-- The problem --
Provide the data again in its entirety, exactly as given.

-- Supplied records --

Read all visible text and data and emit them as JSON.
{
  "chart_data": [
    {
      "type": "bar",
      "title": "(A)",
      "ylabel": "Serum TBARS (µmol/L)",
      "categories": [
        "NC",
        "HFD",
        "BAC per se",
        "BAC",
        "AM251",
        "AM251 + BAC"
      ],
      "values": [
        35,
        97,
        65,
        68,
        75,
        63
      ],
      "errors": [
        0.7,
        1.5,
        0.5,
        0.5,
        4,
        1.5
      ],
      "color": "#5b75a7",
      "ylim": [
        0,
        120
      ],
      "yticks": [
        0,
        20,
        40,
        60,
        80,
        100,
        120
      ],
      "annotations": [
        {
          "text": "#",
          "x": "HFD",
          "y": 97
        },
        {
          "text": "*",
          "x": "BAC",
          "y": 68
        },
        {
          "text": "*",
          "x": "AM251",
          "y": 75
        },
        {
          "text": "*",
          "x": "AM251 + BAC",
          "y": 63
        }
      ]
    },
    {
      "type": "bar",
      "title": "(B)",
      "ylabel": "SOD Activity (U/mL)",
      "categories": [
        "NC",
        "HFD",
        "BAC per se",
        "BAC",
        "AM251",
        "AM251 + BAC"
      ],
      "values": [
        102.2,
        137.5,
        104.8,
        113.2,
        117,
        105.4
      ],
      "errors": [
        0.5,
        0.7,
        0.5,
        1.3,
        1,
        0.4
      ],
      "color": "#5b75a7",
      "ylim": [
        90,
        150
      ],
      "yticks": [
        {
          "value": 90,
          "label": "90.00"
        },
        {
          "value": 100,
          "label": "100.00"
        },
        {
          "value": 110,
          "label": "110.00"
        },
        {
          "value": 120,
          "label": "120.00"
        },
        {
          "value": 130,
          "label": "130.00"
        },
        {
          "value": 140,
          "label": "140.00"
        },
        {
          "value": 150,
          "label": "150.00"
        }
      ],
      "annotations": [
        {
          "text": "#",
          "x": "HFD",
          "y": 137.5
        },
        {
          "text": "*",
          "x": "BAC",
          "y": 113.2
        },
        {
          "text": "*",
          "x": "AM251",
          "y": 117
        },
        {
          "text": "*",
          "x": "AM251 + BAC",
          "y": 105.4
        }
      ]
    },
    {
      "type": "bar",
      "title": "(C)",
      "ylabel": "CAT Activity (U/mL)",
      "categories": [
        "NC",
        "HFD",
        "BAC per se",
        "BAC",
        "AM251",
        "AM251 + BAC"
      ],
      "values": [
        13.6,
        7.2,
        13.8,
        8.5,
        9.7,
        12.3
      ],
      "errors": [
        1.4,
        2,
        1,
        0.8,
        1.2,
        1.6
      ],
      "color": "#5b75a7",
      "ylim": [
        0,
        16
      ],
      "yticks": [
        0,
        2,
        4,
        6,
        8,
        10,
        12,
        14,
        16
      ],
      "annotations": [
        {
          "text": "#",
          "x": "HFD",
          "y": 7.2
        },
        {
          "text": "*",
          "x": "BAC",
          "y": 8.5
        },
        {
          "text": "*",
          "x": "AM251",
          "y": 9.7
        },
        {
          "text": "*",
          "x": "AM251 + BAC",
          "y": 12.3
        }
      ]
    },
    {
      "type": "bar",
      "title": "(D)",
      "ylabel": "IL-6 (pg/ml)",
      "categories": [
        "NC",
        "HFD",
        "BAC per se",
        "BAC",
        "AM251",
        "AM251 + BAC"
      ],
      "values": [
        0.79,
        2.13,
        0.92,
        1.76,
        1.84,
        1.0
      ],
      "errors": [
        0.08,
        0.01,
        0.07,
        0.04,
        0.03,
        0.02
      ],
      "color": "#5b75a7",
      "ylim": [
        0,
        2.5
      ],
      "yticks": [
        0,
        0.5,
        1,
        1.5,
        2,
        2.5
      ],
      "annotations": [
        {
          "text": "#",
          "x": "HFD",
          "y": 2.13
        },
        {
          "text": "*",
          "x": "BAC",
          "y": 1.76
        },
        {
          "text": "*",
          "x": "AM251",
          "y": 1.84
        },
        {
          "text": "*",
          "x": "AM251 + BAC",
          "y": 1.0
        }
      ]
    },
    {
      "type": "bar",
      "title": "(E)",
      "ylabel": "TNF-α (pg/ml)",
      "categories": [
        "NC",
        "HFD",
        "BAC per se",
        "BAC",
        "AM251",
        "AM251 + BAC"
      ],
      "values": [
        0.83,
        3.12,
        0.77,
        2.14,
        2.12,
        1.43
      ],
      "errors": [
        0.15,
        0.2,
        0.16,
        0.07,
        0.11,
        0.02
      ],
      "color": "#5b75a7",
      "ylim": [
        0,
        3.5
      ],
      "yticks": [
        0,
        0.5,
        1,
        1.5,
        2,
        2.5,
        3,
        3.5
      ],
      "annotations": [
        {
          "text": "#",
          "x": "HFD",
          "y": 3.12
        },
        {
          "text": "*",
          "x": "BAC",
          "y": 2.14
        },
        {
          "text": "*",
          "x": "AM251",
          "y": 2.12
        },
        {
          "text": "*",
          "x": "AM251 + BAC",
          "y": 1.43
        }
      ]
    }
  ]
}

-- Task solution --
Read all visible text and data and emit them as JSON.
{
  "chart_data": [
    {
      "type": "bar",
      "title": "(A)",
      "ylabel": "Serum TBARS (µmol/L)",
      "categories": [
        "NC",
        "HFD",
        "BAC per se",
        "BAC",
        "AM251",
        "AM251 + BAC"
      ],
      "values": [
        35,
        97,
        65,
        68,
        75,
        63
      ],
      "errors": [
        0.7,
        1.5,
        0.5,
        0.5,
        4,
        1.5
      ],
      "color": "#5b75a7",
      "ylim": [
        0,
        120
      ],
      "yticks": [
        0,
        20,
        40,
        60,
        80,
        100,
        120
      ],
      "annotations": [
        {
          "text": "#",
          "x": "HFD",
          "y": 97
        },
        {
          "text": "*",
          "x": "BAC",
          "y": 68
        },
        {
          "text": "*",
          "x": "AM251",
          "y": 75
        },
        {
          "text": "*",
          "x": "AM251 + BAC",
          "y": 63
        }
      ]
    },
    {
      "type": "bar",
      "title": "(B)",
      "ylabel": "SOD Activity (U/mL)",
      "categories": [
        "NC",
        "HFD",
        "BAC per se",
        "BAC",
        "AM251",
        "AM251 + BAC"
      ],
      "values": [
        102.2,
        137.5,
        104.8,
        113.2,
        117,
        105.4
      ],
      "errors": [
        0.5,
        0.7,
        0.5,
        1.3,
        1,
        0.4
      ],
      "color": "#5b75a7",
      "ylim": [
        90,
        150
      ],
      "yticks": [
        {
          "value": 90,
          "label": "90.00"
        },
        {
          "value": 100,
          "label": "100.00"
        },
        {
          "value": 110,
          "label": "110.00"
        },
        {
          "value": 120,
          "label": "120.00"
        },
        {
          "value": 130,
          "label": "130.00"
        },
        {
          "value": 140,
          "label": "140.00"
        },
        {
          "value": 150,
          "label": "150.00"
        }
      ],
      "annotations": [
        {
          "text": "#",
          "x": "HFD",
          "y": 137.5
        },
        {
          "text": "*",
          "x": "BAC",
          "y": 113.2
        },
        {
          "text": "*",
          "x": "AM251",
          "y": 117
        },
        {
          "text": "*",
          "x": "AM251 + BAC",
          "y": 105.4
        }
      ]
    },
    {
      "type": "bar",
      "title": "(C)",
      "ylabel": "CAT Activity (U/mL)",
      "categories": [
        "NC",
        "HFD",
        "BAC per se",
        "BAC",
        "AM251",
        "AM251 + BAC"
      ],
      "values": [
        13.6,
        7.2,
        13.8,
        8.5,
        9.7,
        12.3
      ],
      "errors": [
        1.4,
        2,
        1,
        0.8,
        1.2,
        1.6
      ],
      "color": "#5b75a7",
      "ylim": [
        0,
        16
      ],
      "yticks": [
        0,
        2,
        4,
        6,
        8,
        10,
        12,
        14,
        16
      ],
      "annotations": [
        {
          "text": "#",
          "x": "HFD",
          "y": 7.2
        },
        {
          "text": "*",
          "x": "BAC",
          "y": 8.5
        },
        {
          "text": "*",
          "x": "AM251",
          "y": 9.7
        },
        {
          "text": "*",
          "x": "AM251 + BAC",
          "y": 12.3
        }
      ]
    },
    {
      "type": "bar",
      "title": "(D)",
      "ylabel": "IL-6 (pg/ml)",
      "categories": [
        "NC",
        "HFD",
        "BAC per se",
        "BAC",
        "AM251",
        "AM251 + BAC"
      ],
      "values": [
        0.79,
        2.13,
        0.92,
        1.76,
        1.84,
        1.0
      ],
      "errors": [
        0.08,
        0.01,
        0.07,
        0.04,
        0.03,
        0.02
      ],
      "color": "#5b75a7",
      "ylim": [
        0,
        2.5
      ],
      "yticks": [
        0,
        0.5,
        1,
        1.5,
        2,
        2.5
      ],
      "annotations": [
        {
          "text": "#",
          "x": "HFD",
          "y": 2.13
        },
        {
          "text": "*",
          "x": "BAC",
          "y": 1.76
        },
        {
          "text": "*",
          "x": "AM251",
          "y": 1.84
        },
        {
          "text": "*",
          "x": "AM251 + BAC",
          "y": 1.0
        }
      ]
    },
    {
      "type": "bar",
      "title": "(E)",
      "ylabel": "TNF-α (pg/ml)",
      "categories": [
        "NC",
        "HFD",
        "BAC per se",
        "BAC",
        "AM251",
        "AM251 + BAC"
      ],
      "values": [
        0.83,
        3.12,
        0.77,
        2.14,
        2.12,
        1.43
      ],
      "errors": [
        0.15,
        0.2,
        0.16,
        0.07,
        0.11,
        0.02
      ],
      "color": "#5b75a7",
      "ylim": [
        0,
        3.5
      ],
      "yticks": [
        0,
        0.5,
        1,
        1.5,
        2,
        2.5,
        3,
        3.5
      ],
      "annotations": [
        {
          "text": "#",
          "x": "HFD",
          "y": 3.12
        },
        {
          "text": "*",
          "x": "BAC",
          "y": 2.14
        },
        {
          "text": "*",
          "x": "AM251",
          "y": 2.12
        },
        {
          "text": "*",
          "x": "AM251 + BAC",
          "y": 1.43
        }
      ]
    }
  ]
}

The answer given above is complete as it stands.